Elenco compiti:
1. Rispondi a queste domande sul testo dedicato al duello tra Pantani e Tonkov, una risposta per riga:
(a) Da quale paese viene Tonkov?
(b) A quale chilometro Tonkov para un grande attacco di Pantani?
(c) Quali parole rivolge Pantani a Tonkov?
2. Riprendi per favore il testo sul duello tra Pantani e Tonkov e proseguilo a partire dalla sua ultima frase.

Estratto del testo:
▶

Pantani è uno scherzo della fantasia, un genio di strada evaso da una lampada di Aladino e atterrato in Romagna su un tappeto volante. Ha la testa di un folletto, con le orecchie a punta e occhi scintillanti. La sua corsa non è mai conformista. Deflagra. + pura invenzione. Tonkov, invece, viene dalla Russia immensa, ha la calma invincibile di un cosacco di Tolstoj. In bici non sembra un uomo, ma una fortezza. La sfida era tra fantasia e forza.

Pantani morde lo spazio. Spericolato, attacca, in bilico sui pedali. Le sue ruote sfiorano sempre sentieri sospesi sull'abisso. Ieri la gente, con raccapriccio, vedeva sopra di lui l'ombra di quel «cavaliere nero». La faccia di Tonkov proviene dal mistero. I suoi geni sono migrati dall'Asia profonda sulla groppa dei cavalli di Gengis Khan. La fatica lo percorre, come un fiume sotterraneo, senza lasciare tracce. La strada era spettacolo. Tonkov parava un grande attacco di Pantani, al km 17, con la naturalezza di un vincitore. Rintuzzava nuovi attacchi, senza scomporsi. Invano Pantani si torceva sopra la bici in uno sforzo immane. Il tifo vedeva una bocca di lupo sopra la maglia rosa. Tonkov incarnava il mito della Gorgone, capace di pietrificare il rivale con lo sguardo.

La corsa diventava inquietudine e rovello. Pantani, presentendo l'ossessione dell'incompiuta, lanciava al rivale un'occhiata giottesca, dicendogli: «Tira un po'». Tonkov gli rispondeva col silenzio. La sfida era sovrumana. Sopra quelle ruote, alla maniera omerica, incombeva il Fato. Il duello era titanico, appassionante. I bordi della strada erano fioriti di facce trepidanti, come le mura di Troia, quando Achille inseguì Ettore.

◀

Materiale fornito:
▶

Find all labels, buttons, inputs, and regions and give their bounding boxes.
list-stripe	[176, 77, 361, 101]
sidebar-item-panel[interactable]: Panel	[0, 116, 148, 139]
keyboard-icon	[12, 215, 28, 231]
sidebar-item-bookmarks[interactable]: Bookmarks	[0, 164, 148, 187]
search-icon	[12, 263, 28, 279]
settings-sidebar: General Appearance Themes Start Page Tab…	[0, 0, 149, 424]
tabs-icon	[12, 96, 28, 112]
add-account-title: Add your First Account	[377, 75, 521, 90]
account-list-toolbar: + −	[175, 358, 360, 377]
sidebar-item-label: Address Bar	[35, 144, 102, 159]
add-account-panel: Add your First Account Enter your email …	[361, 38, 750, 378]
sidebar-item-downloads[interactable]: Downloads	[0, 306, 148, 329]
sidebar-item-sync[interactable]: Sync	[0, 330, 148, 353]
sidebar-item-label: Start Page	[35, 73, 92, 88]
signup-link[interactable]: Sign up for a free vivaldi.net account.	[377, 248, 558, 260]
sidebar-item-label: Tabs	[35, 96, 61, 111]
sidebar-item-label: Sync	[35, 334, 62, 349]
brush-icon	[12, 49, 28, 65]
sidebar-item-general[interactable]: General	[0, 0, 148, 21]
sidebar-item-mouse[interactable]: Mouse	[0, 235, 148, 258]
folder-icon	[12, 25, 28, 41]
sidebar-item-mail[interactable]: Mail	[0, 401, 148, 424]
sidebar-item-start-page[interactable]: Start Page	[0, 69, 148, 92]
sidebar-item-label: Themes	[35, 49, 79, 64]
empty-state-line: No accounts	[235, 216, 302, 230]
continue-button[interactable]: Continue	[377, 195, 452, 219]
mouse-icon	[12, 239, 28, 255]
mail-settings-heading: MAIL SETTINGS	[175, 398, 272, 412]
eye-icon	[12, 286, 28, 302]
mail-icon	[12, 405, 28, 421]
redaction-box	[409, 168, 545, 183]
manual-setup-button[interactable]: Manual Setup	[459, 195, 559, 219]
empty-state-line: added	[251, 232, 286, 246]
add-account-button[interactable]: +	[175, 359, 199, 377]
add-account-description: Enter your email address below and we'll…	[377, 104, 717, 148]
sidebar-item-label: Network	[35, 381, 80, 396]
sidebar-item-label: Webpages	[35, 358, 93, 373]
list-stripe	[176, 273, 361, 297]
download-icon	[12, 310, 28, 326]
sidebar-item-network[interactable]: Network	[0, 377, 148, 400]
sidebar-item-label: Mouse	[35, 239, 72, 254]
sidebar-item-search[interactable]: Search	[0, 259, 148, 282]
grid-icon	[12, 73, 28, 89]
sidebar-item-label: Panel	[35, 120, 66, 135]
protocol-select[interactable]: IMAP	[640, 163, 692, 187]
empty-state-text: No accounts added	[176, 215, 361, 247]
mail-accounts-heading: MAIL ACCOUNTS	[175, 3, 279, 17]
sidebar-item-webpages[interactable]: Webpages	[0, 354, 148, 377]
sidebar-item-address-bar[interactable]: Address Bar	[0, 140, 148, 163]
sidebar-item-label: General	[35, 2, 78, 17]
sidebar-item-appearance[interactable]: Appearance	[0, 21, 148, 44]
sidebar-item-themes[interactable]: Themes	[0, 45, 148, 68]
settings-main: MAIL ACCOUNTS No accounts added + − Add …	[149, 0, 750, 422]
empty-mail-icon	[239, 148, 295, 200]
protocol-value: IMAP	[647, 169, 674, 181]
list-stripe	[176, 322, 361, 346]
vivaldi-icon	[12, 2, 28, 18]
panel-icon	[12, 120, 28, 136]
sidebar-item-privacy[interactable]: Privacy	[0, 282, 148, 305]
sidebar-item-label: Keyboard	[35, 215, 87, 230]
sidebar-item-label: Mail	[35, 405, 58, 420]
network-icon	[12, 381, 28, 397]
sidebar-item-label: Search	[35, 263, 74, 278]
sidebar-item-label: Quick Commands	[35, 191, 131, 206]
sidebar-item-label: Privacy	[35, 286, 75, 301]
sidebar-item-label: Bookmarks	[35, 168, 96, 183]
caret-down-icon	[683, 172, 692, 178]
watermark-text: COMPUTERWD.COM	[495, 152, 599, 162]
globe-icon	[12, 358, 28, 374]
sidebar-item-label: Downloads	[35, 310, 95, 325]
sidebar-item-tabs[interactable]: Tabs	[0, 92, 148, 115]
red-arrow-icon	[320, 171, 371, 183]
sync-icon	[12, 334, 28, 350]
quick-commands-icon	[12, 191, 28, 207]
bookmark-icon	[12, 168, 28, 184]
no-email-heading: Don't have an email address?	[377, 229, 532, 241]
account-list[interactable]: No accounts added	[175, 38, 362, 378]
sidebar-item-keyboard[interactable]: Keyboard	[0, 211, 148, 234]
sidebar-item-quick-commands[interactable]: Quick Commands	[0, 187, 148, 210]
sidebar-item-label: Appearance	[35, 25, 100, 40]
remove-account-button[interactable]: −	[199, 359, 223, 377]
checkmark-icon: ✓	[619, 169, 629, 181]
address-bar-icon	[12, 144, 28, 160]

◀

Risposte ai compiti:
1.
(a) Dalla Russia.
(b) Al km 17.
(c) «Tira un po'».

2.
A °6 Km l'ammiraglia affiancava Pantani e il direttore sportivo Martinelli lo incoraggiava: «Riprova». Il folletto lo guardava risentito, quasi dicesse «non ho mica le ali». La strada vibrava di grida e sussurri. Mamma Tonina, appostata sull'ultima curva, gemeva: «Non ce la fa» e si stringeva ai nipotini, Denis e Serena. Papà Ferdinando la teneva a bada con un rantolo: «Non è ancora finita». «Temo che Tonkov abbia ormai partita vinta», sussurrava Gimondi, mentre i due cavalieri colorati passavano a 3 chilometri dal traguardo. Nell'ammiraglia, ridotta ormai a tomba semovente, Martinelli aveva un pensiero disperato: «+ impossibile che non si stacchi». Pantani sembrava l'eroe coraggioso e fragile, esposto alla sconfitta. Il tifo lo nutriva di applausi.

La maschera di Tonkov era ormai una sfinge immensa, quando affrontava un tornante verso sinistra a °2,8 km. Lì Pantani partiva di nuovo per l'ultimo assalto. Più tardi dirà: «Quando scattavo, mettevo sempre la testa giù e lo guardavo da sotto l'ascella, ma lui sempre mi tornava sotto. Lì, invece, ho visto che non c'era più e sono andato via».

La gente vedeva un ciclista che decollava. Il telaio era un manico di scopa, su cui Pantani volava a scrivere la sua favola. E gli spettatori erano posseduti da una visione. Il cosacco invincibile era laggiù, in fondo alla strada. Duellava ancora con furore magnifico. Ma, davanti a lui, imprendibile, il folletto volava. L'urlo di papà lo inseguiva, senza raggiungerlo: «Marco, vai che sei un mostro!». La strada esplodeva, l'asfalto era un torrente di lava. Anche occhi antichi scoprivano la gemma di qualche lacrima. La gente si abbracciava, mentre il cavaliere rosa attraversava il traguardo. E scopriva, sulla montagna, il paradiso della felicità.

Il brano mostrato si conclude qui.